▶ _Set task_
Output nothing but the number of lines that include the word "समयम".

▶ _Data to use_
○ ○ ○ ○ ○

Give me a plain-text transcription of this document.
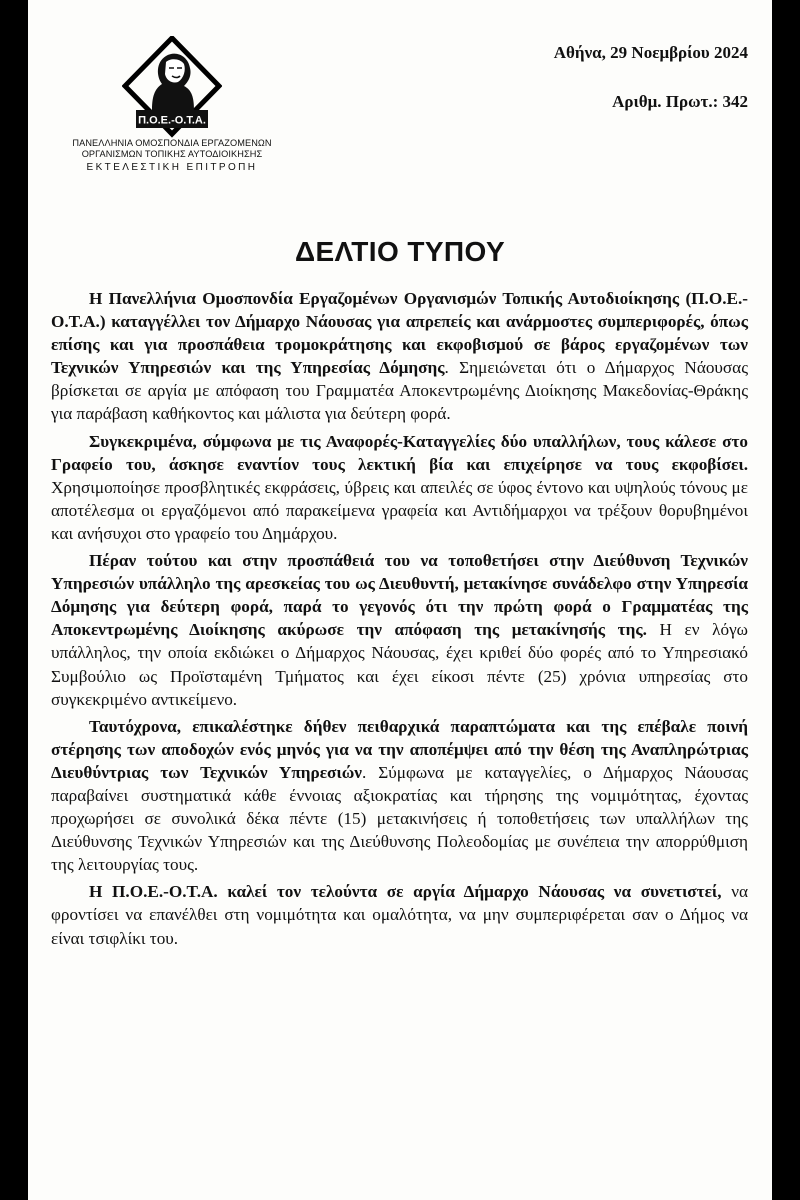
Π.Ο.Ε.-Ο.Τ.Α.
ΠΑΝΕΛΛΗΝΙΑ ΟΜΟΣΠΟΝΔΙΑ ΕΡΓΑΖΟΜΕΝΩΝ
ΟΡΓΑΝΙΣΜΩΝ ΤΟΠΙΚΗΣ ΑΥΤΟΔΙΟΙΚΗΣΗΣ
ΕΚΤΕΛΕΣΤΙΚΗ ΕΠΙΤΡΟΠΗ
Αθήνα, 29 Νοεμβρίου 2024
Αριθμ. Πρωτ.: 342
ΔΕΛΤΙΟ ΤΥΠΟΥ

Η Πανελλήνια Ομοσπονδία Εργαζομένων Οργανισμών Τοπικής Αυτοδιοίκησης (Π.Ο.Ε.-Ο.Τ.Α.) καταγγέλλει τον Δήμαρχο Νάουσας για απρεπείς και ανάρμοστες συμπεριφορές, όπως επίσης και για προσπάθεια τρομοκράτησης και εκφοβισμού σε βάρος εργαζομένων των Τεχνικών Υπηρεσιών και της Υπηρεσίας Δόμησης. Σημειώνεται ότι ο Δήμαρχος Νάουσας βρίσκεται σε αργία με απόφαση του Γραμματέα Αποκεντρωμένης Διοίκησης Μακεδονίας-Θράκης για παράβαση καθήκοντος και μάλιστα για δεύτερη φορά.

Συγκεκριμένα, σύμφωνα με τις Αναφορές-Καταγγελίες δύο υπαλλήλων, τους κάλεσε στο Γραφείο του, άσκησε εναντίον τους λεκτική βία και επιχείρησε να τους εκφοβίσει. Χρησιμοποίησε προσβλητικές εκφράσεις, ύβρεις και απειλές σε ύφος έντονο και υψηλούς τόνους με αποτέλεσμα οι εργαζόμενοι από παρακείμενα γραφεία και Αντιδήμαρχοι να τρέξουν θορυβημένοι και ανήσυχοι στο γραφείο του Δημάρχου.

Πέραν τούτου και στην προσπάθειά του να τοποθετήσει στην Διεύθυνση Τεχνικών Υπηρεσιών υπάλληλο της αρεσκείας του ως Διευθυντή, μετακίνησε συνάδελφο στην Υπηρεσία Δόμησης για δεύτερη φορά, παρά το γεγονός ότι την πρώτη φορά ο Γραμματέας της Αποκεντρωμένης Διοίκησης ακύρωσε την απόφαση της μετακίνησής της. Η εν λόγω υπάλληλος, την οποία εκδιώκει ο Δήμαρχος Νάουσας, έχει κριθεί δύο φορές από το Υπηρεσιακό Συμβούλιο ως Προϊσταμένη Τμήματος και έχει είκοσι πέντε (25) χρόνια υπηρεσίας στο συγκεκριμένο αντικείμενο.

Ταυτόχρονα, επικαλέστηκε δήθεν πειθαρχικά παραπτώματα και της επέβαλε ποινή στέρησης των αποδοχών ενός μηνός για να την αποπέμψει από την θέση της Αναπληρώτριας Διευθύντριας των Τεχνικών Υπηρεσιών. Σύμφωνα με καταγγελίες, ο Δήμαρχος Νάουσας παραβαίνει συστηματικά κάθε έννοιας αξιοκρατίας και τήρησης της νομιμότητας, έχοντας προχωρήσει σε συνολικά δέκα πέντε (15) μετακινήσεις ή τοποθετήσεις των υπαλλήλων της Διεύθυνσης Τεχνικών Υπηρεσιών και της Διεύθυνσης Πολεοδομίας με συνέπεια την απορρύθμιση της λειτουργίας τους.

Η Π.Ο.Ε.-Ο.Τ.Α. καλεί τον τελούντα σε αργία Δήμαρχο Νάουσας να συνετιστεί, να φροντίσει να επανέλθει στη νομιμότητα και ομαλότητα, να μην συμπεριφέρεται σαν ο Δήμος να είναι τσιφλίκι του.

○ ○ ○ ○ ○

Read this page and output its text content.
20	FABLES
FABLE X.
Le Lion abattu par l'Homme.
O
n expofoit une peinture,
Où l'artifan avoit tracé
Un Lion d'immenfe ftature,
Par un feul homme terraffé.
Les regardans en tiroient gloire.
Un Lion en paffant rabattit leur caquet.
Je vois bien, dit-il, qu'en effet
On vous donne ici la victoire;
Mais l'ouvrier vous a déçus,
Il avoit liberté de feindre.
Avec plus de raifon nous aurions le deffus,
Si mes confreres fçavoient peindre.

○ ○ ○ ○ ○

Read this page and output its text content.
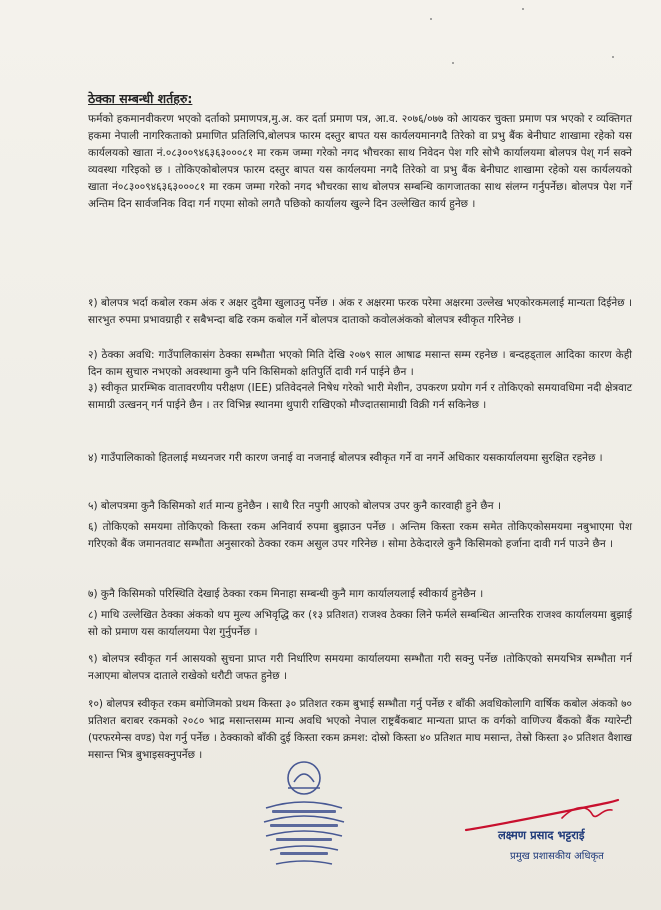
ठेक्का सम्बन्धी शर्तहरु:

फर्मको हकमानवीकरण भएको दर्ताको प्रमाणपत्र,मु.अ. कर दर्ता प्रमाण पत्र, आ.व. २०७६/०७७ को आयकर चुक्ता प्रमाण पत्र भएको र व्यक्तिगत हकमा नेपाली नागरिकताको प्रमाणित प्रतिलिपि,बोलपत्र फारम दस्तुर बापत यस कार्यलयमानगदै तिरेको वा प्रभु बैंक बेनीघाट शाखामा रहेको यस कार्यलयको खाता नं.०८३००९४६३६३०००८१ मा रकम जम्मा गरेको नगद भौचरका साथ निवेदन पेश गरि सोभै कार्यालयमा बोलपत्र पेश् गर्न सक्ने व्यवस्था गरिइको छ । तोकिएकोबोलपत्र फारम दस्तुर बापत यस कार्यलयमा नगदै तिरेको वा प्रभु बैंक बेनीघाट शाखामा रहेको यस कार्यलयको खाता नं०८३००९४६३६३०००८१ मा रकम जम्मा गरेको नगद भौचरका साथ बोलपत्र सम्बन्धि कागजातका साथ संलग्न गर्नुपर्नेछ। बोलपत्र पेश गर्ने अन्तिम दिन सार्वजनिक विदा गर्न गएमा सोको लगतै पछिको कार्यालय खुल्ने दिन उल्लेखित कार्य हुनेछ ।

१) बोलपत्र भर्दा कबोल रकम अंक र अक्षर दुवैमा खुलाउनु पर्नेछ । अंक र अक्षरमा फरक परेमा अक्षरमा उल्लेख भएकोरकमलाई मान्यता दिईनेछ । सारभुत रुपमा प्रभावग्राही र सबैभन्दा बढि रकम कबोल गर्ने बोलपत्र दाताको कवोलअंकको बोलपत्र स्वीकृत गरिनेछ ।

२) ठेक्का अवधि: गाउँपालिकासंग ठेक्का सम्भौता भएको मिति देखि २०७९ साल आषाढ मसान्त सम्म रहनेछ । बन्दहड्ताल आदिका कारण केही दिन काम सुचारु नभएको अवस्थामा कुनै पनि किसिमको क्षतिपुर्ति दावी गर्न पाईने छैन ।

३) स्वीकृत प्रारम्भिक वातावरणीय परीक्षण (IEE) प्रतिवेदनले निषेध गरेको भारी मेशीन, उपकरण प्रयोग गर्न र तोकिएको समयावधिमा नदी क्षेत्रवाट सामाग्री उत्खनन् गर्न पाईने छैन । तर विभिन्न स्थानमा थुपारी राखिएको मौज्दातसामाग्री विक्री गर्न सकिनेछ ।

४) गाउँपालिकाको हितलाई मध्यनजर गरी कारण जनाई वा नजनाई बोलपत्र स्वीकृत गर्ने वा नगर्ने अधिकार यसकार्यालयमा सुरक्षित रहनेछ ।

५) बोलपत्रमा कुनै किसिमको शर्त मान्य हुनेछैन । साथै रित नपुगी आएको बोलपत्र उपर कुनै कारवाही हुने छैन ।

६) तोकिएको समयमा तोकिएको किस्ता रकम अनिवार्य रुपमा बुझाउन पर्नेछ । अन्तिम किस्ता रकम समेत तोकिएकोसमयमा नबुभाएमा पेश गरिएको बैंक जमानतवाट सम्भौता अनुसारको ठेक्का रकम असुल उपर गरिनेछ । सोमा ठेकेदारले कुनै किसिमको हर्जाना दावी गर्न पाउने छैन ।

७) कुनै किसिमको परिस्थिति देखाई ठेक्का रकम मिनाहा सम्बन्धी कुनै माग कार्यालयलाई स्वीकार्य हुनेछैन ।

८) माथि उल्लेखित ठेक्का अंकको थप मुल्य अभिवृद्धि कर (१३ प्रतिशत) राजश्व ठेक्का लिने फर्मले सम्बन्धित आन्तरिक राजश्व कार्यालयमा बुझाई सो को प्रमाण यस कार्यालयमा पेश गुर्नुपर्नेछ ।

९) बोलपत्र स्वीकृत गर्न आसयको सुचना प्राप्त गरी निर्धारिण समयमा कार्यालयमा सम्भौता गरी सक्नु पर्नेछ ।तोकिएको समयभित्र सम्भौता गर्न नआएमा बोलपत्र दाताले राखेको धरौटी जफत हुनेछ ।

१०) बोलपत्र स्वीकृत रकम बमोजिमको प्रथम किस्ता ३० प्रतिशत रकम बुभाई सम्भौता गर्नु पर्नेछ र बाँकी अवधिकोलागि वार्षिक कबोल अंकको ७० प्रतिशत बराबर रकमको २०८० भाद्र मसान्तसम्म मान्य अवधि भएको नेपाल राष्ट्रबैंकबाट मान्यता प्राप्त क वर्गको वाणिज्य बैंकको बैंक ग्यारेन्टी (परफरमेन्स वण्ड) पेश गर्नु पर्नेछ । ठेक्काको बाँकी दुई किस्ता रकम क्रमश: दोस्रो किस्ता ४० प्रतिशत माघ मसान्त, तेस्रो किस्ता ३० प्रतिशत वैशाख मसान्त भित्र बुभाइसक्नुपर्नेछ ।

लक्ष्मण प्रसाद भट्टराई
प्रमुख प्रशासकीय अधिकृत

○ ○ ○ ○ ○

▶ _Right answer_
2